---------- Teks Bacaan ----------

Pergantian pemilik dari pemerintah kolonial Belanda ke pemerintah Indonesia tidak hanya mencerminkan perubahan struktural fisik gedung, tetapi juga perubahan identitas dan makna yang tersemat di dalamnya.
Gedung Aniem tidak hanya menjadi saksi bisu perjalanan sejarah, tetapi juga bagian dari keseharian masyarakat Surabaya.
Saat ini, gedung yang pernah menjadi markas perusahaan listrik tersebut berfungsi sebagai kantor PLN.
Pergeseran fungsional ini, dari pusat kebijakan kolonial menjadi bagian integral dari kehidupan sehari-hari sebagai pusat pelayanan listrik, menciptakan dimensi baru dalam narasi Gedung Aniem.
Dalam beberapa dekade terakhir, keberadaan Gedung Aniem menjadi pusat perhatian para pengamat sejarah dan pecinta arsitektur.
Keunikan desainnya yang mencerminkan estetika zaman kolonial Belanda mengundang decak kagum, sementara keberlanjutan fungsinya sebagai kantor PLN memberikan kontrast menarik antara masa lalu dan masa kini.

----------

» Daftar Kegiatan:
(a) Dalam teks tentang Gedung Aniem, gedung itu sekarang berfungsi sebagai apa?
(b) Menurut teks tentang Gedung Aniem, apa yang membuat gedung itu menampilkan kontras antara masa lalu dan masa kini? Jawab dalam satu sampai tiga kalimat.
(c) Lanjutkan teks tentang Gedung Aniem mulai dari kalimat terakhirnya.

---------- Kumpulan Baris ----------

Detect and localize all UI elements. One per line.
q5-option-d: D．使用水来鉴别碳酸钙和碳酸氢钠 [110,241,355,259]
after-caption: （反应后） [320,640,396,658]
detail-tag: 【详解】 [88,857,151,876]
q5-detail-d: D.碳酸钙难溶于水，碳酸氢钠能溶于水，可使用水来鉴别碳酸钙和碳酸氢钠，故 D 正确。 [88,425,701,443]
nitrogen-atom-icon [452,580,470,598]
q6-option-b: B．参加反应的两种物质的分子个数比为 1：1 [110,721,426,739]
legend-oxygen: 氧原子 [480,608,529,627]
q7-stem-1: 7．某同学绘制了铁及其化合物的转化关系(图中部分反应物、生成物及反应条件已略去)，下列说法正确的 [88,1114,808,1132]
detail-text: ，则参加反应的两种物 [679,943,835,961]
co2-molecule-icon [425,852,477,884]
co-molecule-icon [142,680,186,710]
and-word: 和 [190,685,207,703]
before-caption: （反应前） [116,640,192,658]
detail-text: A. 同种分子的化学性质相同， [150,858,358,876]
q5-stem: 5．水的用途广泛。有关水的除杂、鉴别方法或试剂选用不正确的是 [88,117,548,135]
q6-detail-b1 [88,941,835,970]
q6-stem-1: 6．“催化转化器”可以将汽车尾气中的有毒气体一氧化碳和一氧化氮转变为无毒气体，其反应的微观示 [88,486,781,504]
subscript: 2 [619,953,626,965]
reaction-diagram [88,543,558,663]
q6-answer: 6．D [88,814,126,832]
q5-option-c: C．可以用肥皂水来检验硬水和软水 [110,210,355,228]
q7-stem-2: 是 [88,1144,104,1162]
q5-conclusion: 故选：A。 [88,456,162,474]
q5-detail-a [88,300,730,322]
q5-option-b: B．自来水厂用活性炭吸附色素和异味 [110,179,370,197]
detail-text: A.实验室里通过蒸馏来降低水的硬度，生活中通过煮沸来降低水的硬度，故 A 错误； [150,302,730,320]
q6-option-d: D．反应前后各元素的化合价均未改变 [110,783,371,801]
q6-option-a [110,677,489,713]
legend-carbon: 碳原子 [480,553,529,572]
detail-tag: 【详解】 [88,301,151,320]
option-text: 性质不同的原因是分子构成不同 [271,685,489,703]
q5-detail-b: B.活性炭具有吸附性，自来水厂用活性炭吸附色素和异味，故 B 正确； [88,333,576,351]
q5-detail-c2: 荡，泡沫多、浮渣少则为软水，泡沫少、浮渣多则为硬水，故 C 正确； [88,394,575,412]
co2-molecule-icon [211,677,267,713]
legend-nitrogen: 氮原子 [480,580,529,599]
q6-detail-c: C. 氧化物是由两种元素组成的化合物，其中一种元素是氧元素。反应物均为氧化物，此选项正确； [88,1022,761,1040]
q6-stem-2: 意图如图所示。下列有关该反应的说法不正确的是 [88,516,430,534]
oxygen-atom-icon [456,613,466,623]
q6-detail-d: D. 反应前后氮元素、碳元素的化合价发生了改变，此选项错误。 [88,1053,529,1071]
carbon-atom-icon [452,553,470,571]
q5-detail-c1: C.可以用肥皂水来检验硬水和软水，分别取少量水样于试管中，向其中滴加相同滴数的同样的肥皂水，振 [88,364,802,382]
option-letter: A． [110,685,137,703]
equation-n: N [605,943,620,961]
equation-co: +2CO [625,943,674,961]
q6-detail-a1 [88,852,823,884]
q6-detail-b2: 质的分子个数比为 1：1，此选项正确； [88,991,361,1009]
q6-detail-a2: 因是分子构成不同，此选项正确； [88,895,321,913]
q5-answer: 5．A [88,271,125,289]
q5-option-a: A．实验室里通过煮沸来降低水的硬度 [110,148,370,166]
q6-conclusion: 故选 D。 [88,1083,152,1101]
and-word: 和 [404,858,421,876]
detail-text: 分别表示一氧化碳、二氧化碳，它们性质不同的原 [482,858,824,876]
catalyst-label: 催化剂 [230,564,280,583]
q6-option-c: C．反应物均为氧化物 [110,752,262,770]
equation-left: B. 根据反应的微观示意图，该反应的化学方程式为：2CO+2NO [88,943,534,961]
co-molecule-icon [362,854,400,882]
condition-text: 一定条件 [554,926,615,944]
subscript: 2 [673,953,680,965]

----------

» Hasil Latihan:
(a) Kantor PLN.

(b) Desain gedung itu mencerminkan estetika zaman kolonial Belanda. Di sisi lain, fungsinya masih berlanjut sebagai kantor PLN. Perpaduan keduanya menghadirkan kontras yang menarik antara masa lalu dan masa kini.

(c)
Gedung ini, dalam esensinya, adalah titik temu antara dua zaman yang berbeda namun saling terkait.
Mengunjungi Gedung Aniem tidak hanya sebatas melihat bangunan fisiknya, tetapi juga meresapi ruang dan waktu yang diwakilinya.
Interior gedung yang mungkin telah mengalami beberapa perubahan tetap menyimpan aura masa lalu.
Dinding-dindingnya menjadi saksi bisu pertemuan, keputusan, dan peristiwa bersejarah. Menjejakkan kaki di dalamnya, kita dapat merasakan getaran sejarah yang masih hidup dan bernyanyi dalam setiap corak keramik dan langit-langit yang tinggi.
Gedung Aniem bukan hanya sekadar "batu bata dan semen," tetapi sebuah entitas hidup yang terus mengalir dengan sejarah.